Given problem
Write the entries out again exactly as they stand, but without the pictures.

Supplied data
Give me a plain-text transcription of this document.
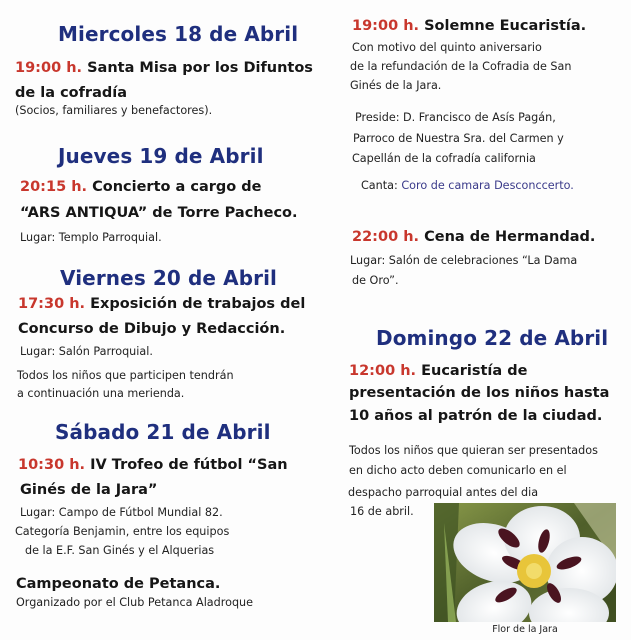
Miercoles 18 de Abril
19:00 h. Santa Misa por los Difuntos
de la cofradía
(Socios, familiares y benefactores).
Jueves 19 de Abril
20:15 h. Concierto a cargo de
“ARS ANTIQUA” de Torre Pacheco.
Lugar: Templo Parroquial.
Viernes 20 de Abril
17:30 h. Exposición de trabajos del
Concurso de Dibujo y Redacción.
Lugar: Salón Parroquial.
Todos los niños que participen tendrán
a continuación una merienda.
Sábado 21 de Abril
10:30 h. IV Trofeo de fútbol “San
Ginés de la Jara”
Lugar: Campo de Fútbol Mundial 82.
Categoría Benjamin, entre los equipos
de la E.F. San Ginés y el Alquerias
Campeonato de Petanca.
Organizado por el Club Petanca Aladroque
19:00 h. Solemne Eucaristía.
Con motivo del quinto aniversario
de la refundación de la Cofradia de San
Ginés de la Jara.
Preside: D. Francisco de Asís Pagán,
Parroco de Nuestra Sra. del Carmen y
Capellán de la cofradía california
Canta: Coro de camara Desconccerto.
22:00 h. Cena de Hermandad.
Lugar: Salón de celebraciones “La Dama
de Oro”.
Domingo 22 de Abril
12:00 h. Eucaristía de
presentación de los niños hasta
10 años al patrón de la ciudad.
Todos los niños que quieran ser presentados
en dicho acto deben comunicarlo en el
despacho parroquial antes del dia
16 de abril.
Flor de la Jara
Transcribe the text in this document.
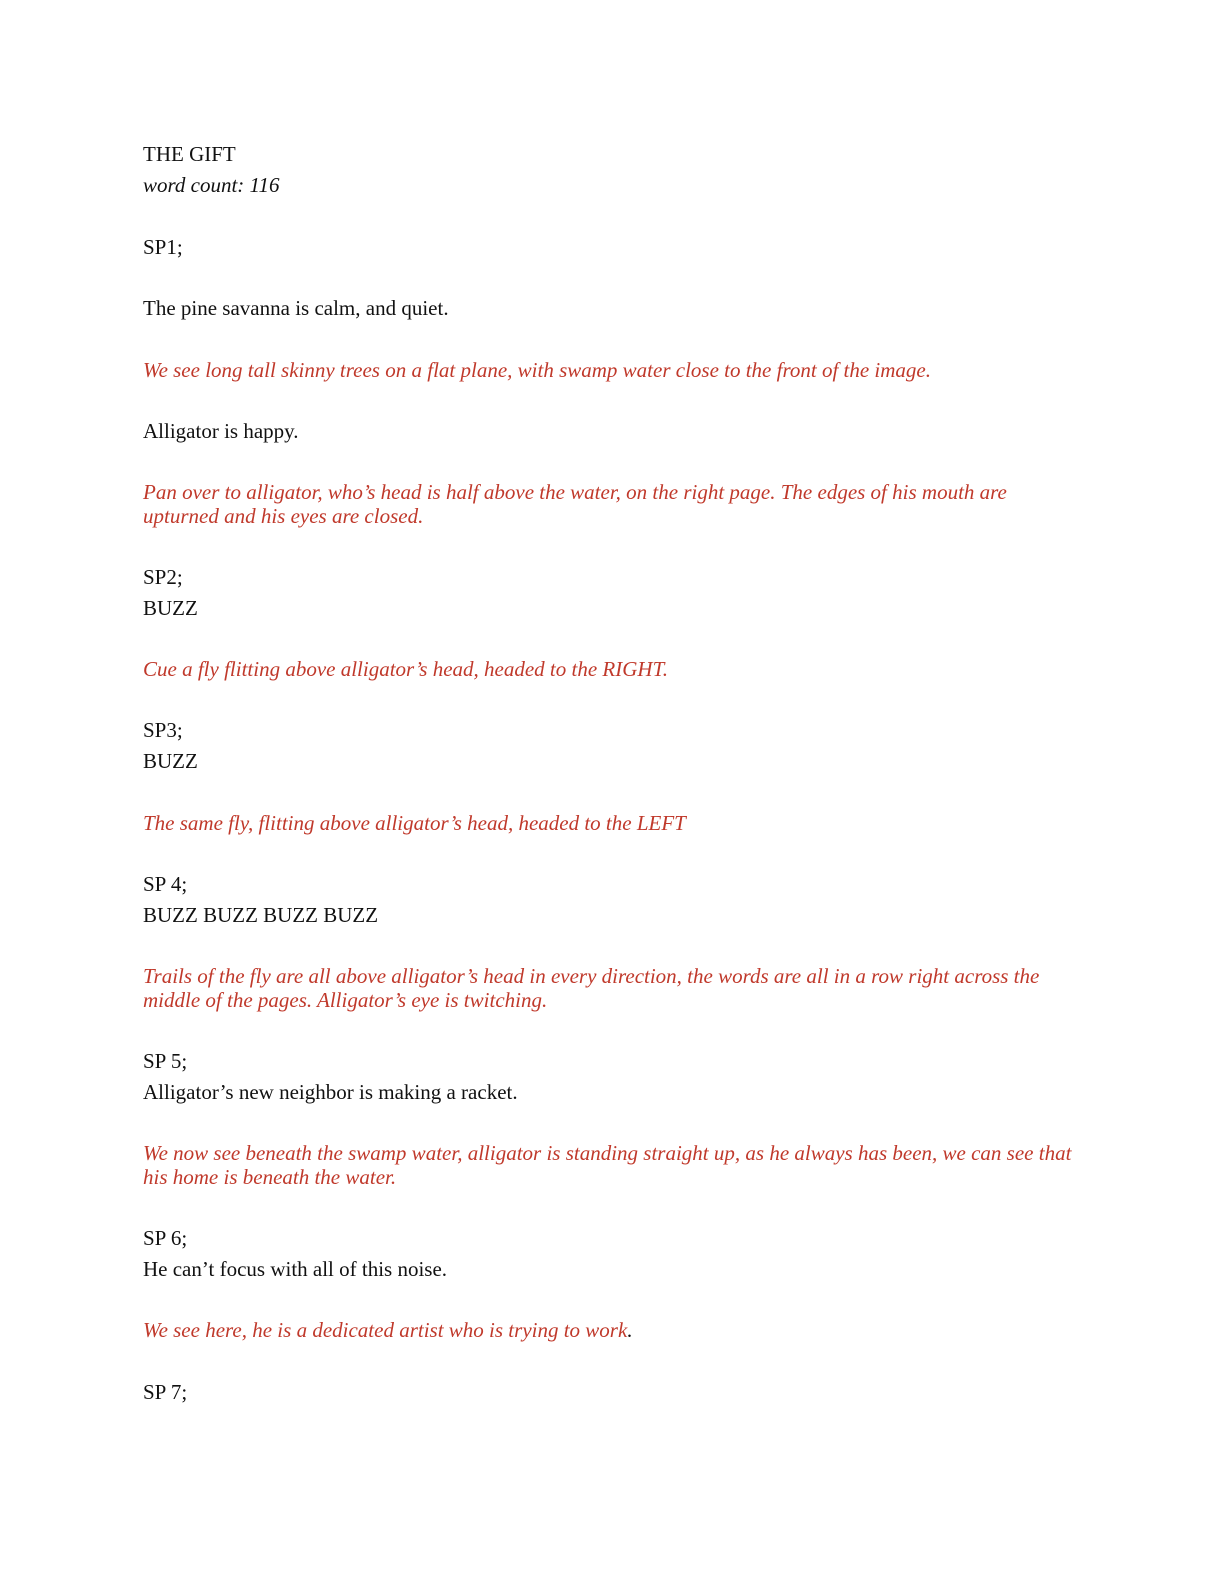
THE GIFT

word count: 116

SP1;

The pine savanna is calm, and quiet.

We see long tall skinny trees on a flat plane, with swamp water close to the front of the image.

Alligator is happy.

Pan over to alligator, who’s head is half above the water, on the right page. The edges of his mouth are upturned and his eyes are closed.

SP2;

BUZZ

Cue a fly flitting above alligator’s head, headed to the RIGHT.

SP3;

BUZZ

The same fly, flitting above alligator’s head, headed to the LEFT

SP 4;

BUZZ BUZZ BUZZ BUZZ

Trails of the fly are all above alligator’s head in every direction, the words are all in a row right across the middle of the pages. Alligator’s eye is twitching.

SP 5;

Alligator’s new neighbor is making a racket.

We now see beneath the swamp water, alligator is standing straight up, as he always has been, we can see that his home is beneath the water.

SP 6;

He can’t focus with all of this noise.

We see here, he is a dedicated artist who is trying to work.

SP 7;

Result of this task
Give me a plain-text transcription of this document.
Miercoles 18 de Abril
19:00 h. Santa Misa por los Difuntos
de la cofradía
(Socios, familiares y benefactores).
Jueves 19 de Abril
20:15 h. Concierto a cargo de
“ARS ANTIQUA” de Torre Pacheco.
Lugar: Templo Parroquial.
Viernes 20 de Abril
17:30 h. Exposición de trabajos del
Concurso de Dibujo y Redacción.
Lugar: Salón Parroquial.
Todos los niños que participen tendrán
a continuación una merienda.
Sábado 21 de Abril
10:30 h. IV Trofeo de fútbol “San
Ginés de la Jara”
Lugar: Campo de Fútbol Mundial 82.
Categoría Benjamin, entre los equipos
de la E.F. San Ginés y el Alquerias
Campeonato de Petanca.
Organizado por el Club Petanca Aladroque
19:00 h. Solemne Eucaristía.
Con motivo del quinto aniversario
de la refundación de la Cofradia de San
Ginés de la Jara.
Preside: D. Francisco de Asís Pagán,
Parroco de Nuestra Sra. del Carmen y
Capellán de la cofradía california
Canta: Coro de camara Desconccerto.
22:00 h. Cena de Hermandad.
Lugar: Salón de celebraciones “La Dama
de Oro”.
Domingo 22 de Abril
12:00 h. Eucaristía de
presentación de los niños hasta
10 años al patrón de la ciudad.
Todos los niños que quieran ser presentados
en dicho acto deben comunicarlo en el
despacho parroquial antes del dia
16 de abril.
Flor de la Jara
Transcribe the text in this document.
THE GIFT

word count: 116

SP1;

The pine savanna is calm, and quiet.

We see long tall skinny trees on a flat plane, with swamp water close to the front of the image.

Alligator is happy.

Pan over to alligator, who’s head is half above the water, on the right page. The edges of his mouth are upturned and his eyes are closed.

SP2;

BUZZ

Cue a fly flitting above alligator’s head, headed to the RIGHT.

SP3;

BUZZ

The same fly, flitting above alligator’s head, headed to the LEFT

SP 4;

BUZZ BUZZ BUZZ BUZZ

Trails of the fly are all above alligator’s head in every direction, the words are all in a row right across the middle of the pages. Alligator’s eye is twitching.

SP 5;

Alligator’s new neighbor is making a racket.

We now see beneath the swamp water, alligator is standing straight up, as he always has been, we can see that his home is beneath the water.

SP 6;

He can’t focus with all of this noise.

We see here, he is a dedicated artist who is trying to work.

SP 7;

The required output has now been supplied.